# Work required:
Extract the complete listing and output it unchanged.

# Material for the task:

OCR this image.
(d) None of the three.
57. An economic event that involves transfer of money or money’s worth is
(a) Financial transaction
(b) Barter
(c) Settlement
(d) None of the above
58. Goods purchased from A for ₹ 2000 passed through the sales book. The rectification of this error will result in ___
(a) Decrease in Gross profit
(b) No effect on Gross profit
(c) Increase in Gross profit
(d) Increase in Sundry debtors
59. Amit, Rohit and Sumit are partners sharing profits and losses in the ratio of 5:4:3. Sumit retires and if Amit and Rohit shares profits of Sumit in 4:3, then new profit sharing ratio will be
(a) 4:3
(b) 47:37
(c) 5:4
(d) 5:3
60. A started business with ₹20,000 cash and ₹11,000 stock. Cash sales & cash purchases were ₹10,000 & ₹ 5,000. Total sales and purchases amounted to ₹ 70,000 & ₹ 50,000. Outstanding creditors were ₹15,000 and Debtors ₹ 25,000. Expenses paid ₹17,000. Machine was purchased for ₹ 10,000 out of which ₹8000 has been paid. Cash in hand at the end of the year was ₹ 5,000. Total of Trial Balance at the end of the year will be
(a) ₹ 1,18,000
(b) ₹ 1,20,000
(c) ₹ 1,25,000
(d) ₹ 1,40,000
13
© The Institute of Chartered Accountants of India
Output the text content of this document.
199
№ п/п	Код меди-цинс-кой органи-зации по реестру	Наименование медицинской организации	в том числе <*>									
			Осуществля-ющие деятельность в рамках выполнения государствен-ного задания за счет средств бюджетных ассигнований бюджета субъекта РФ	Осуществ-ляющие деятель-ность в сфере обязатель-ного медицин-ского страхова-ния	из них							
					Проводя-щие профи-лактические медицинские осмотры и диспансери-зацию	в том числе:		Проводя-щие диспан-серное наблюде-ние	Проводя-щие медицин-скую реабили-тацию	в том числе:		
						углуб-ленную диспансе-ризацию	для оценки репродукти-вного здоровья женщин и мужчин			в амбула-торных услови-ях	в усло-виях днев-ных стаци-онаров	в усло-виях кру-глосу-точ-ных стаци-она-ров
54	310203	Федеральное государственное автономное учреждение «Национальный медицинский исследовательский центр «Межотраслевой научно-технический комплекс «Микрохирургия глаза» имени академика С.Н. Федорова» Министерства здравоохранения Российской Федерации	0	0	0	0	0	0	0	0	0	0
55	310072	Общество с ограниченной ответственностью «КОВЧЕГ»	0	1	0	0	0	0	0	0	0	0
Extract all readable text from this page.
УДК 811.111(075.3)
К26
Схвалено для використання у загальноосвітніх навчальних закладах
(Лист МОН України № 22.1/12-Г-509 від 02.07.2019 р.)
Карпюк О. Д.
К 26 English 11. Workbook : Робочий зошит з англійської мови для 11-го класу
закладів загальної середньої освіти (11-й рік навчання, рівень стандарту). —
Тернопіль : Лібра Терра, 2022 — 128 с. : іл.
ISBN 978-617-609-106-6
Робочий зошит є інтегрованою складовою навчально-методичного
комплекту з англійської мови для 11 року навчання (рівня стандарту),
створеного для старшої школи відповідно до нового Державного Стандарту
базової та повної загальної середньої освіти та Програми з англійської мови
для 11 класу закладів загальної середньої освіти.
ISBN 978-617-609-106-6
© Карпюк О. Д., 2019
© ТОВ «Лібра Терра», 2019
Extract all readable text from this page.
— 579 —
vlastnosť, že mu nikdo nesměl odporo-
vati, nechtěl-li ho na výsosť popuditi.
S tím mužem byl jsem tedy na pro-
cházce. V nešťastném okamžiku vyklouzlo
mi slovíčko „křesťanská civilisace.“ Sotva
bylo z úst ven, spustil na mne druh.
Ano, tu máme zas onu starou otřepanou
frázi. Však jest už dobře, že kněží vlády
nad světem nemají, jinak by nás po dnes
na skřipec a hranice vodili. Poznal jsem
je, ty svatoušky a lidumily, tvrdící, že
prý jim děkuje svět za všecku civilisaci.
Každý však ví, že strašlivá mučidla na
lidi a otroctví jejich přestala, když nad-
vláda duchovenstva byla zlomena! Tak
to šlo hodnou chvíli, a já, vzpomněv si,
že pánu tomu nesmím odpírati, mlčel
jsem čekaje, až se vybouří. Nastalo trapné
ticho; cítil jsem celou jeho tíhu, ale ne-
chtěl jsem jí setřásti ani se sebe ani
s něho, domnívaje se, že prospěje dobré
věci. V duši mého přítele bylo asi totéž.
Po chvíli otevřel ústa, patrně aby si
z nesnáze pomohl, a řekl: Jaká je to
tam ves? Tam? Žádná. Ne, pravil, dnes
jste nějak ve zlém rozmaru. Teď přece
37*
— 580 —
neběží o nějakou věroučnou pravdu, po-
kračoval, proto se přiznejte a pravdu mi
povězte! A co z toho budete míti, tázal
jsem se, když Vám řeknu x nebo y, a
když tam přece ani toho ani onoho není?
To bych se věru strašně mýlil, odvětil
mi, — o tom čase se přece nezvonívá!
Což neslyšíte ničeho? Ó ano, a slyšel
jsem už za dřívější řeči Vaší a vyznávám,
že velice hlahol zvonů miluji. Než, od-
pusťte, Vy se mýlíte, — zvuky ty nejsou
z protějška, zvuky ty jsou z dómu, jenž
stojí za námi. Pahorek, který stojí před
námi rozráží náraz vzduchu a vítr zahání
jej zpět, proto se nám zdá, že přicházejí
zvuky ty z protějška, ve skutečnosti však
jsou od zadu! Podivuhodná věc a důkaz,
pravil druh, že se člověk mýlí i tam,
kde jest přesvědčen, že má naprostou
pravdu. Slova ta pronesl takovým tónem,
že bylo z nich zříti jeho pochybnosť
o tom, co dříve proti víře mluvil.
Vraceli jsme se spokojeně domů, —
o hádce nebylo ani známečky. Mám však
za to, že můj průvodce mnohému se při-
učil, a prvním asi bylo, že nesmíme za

# Result of this exercise:
OCR this image.
(d) None of the three.
57. An economic event that involves transfer of money or money’s worth is
(a) Financial transaction
(b) Barter
(c) Settlement
(d) None of the above
58. Goods purchased from A for ₹ 2000 passed through the sales book. The rectification of this error will result in ___
(a) Decrease in Gross profit
(b) No effect on Gross profit
(c) Increase in Gross profit
(d) Increase in Sundry debtors
59. Amit, Rohit and Sumit are partners sharing profits and losses in the ratio of 5:4:3. Sumit retires and if Amit and Rohit shares profits of Sumit in 4:3, then new profit sharing ratio will be
(a) 4:3
(b) 47:37
(c) 5:4
(d) 5:3
60. A started business with ₹20,000 cash and ₹11,000 stock. Cash sales & cash purchases were ₹10,000 & ₹ 5,000. Total sales and purchases amounted to ₹ 70,000 & ₹ 50,000. Outstanding creditors were ₹15,000 and Debtors ₹ 25,000. Expenses paid ₹17,000. Machine was purchased for ₹ 10,000 out of which ₹8000 has been paid. Cash in hand at the end of the year was ₹ 5,000. Total of Trial Balance at the end of the year will be
(a) ₹ 1,18,000
(b) ₹ 1,20,000
(c) ₹ 1,25,000
(d) ₹ 1,40,000
13
© The Institute of Chartered Accountants of India
Output the text content of this document.
199
№ п/п	Код меди-цинс-кой органи-зации по реестру	Наименование медицинской организации	в том числе <*>									
			Осуществля-ющие деятельность в рамках выполнения государствен-ного задания за счет средств бюджетных ассигнований бюджета субъекта РФ	Осуществ-ляющие деятель-ность в сфере обязатель-ного медицин-ского страхова-ния	из них							
					Проводя-щие профи-лактические медицинские осмотры и диспансери-зацию	в том числе:		Проводя-щие диспан-серное наблюде-ние	Проводя-щие медицин-скую реабили-тацию	в том числе:		
						углуб-ленную диспансе-ризацию	для оценки репродукти-вного здоровья женщин и мужчин			в амбула-торных услови-ях	в усло-виях днев-ных стаци-онаров	в усло-виях кру-глосу-точ-ных стаци-она-ров
54	310203	Федеральное государственное автономное учреждение «Национальный медицинский исследовательский центр «Межотраслевой научно-технический комплекс «Микрохирургия глаза» имени академика С.Н. Федорова» Министерства здравоохранения Российской Федерации	0	0	0	0	0	0	0	0	0	0
55	310072	Общество с ограниченной ответственностью «КОВЧЕГ»	0	1	0	0	0	0	0	0	0	0
Extract all readable text from this page.
УДК 811.111(075.3)
К26
Схвалено для використання у загальноосвітніх навчальних закладах
(Лист МОН України № 22.1/12-Г-509 від 02.07.2019 р.)
Карпюк О. Д.
К 26 English 11. Workbook : Робочий зошит з англійської мови для 11-го класу
закладів загальної середньої освіти (11-й рік навчання, рівень стандарту). —
Тернопіль : Лібра Терра, 2022 — 128 с. : іл.
ISBN 978-617-609-106-6
Робочий зошит є інтегрованою складовою навчально-методичного
комплекту з англійської мови для 11 року навчання (рівня стандарту),
створеного для старшої школи відповідно до нового Державного Стандарту
базової та повної загальної середньої освіти та Програми з англійської мови
для 11 класу закладів загальної середньої освіти.
ISBN 978-617-609-106-6
© Карпюк О. Д., 2019
© ТОВ «Лібра Терра», 2019
Extract all readable text from this page.
— 579 —
vlastnosť, že mu nikdo nesměl odporo-
vati, nechtěl-li ho na výsosť popuditi.
S tím mužem byl jsem tedy na pro-
cházce. V nešťastném okamžiku vyklouzlo
mi slovíčko „křesťanská civilisace.“ Sotva
bylo z úst ven, spustil na mne druh.
Ano, tu máme zas onu starou otřepanou
frázi. Však jest už dobře, že kněží vlády
nad světem nemají, jinak by nás po dnes
na skřipec a hranice vodili. Poznal jsem
je, ty svatoušky a lidumily, tvrdící, že
prý jim děkuje svět za všecku civilisaci.
Každý však ví, že strašlivá mučidla na
lidi a otroctví jejich přestala, když nad-
vláda duchovenstva byla zlomena! Tak
to šlo hodnou chvíli, a já, vzpomněv si,
že pánu tomu nesmím odpírati, mlčel
jsem čekaje, až se vybouří. Nastalo trapné
ticho; cítil jsem celou jeho tíhu, ale ne-
chtěl jsem jí setřásti ani se sebe ani
s něho, domnívaje se, že prospěje dobré
věci. V duši mého přítele bylo asi totéž.
Po chvíli otevřel ústa, patrně aby si
z nesnáze pomohl, a řekl: Jaká je to
tam ves? Tam? Žádná. Ne, pravil, dnes
jste nějak ve zlém rozmaru. Teď přece
37*
— 580 —
neběží o nějakou věroučnou pravdu, po-
kračoval, proto se přiznejte a pravdu mi
povězte! A co z toho budete míti, tázal
jsem se, když Vám řeknu x nebo y, a
když tam přece ani toho ani onoho není?
To bych se věru strašně mýlil, odvětil
mi, — o tom čase se přece nezvonívá!
Což neslyšíte ničeho? Ó ano, a slyšel
jsem už za dřívější řeči Vaší a vyznávám,
že velice hlahol zvonů miluji. Než, od-
pusťte, Vy se mýlíte, — zvuky ty nejsou
z protějška, zvuky ty jsou z dómu, jenž
stojí za námi. Pahorek, který stojí před
námi rozráží náraz vzduchu a vítr zahání
jej zpět, proto se nám zdá, že přicházejí
zvuky ty z protějška, ve skutečnosti však
jsou od zadu! Podivuhodná věc a důkaz,
pravil druh, že se člověk mýlí i tam,
kde jest přesvědčen, že má naprostou
pravdu. Slova ta pronesl takovým tónem,
že bylo z nich zříti jeho pochybnosť
o tom, co dříve proti víře mluvil.
Vraceli jsme se spokojeně domů, —
o hádce nebylo ani známečky. Mám však
za to, že můj průvodce mnohému se při-
učil, a prvním asi bylo, že nesmíme za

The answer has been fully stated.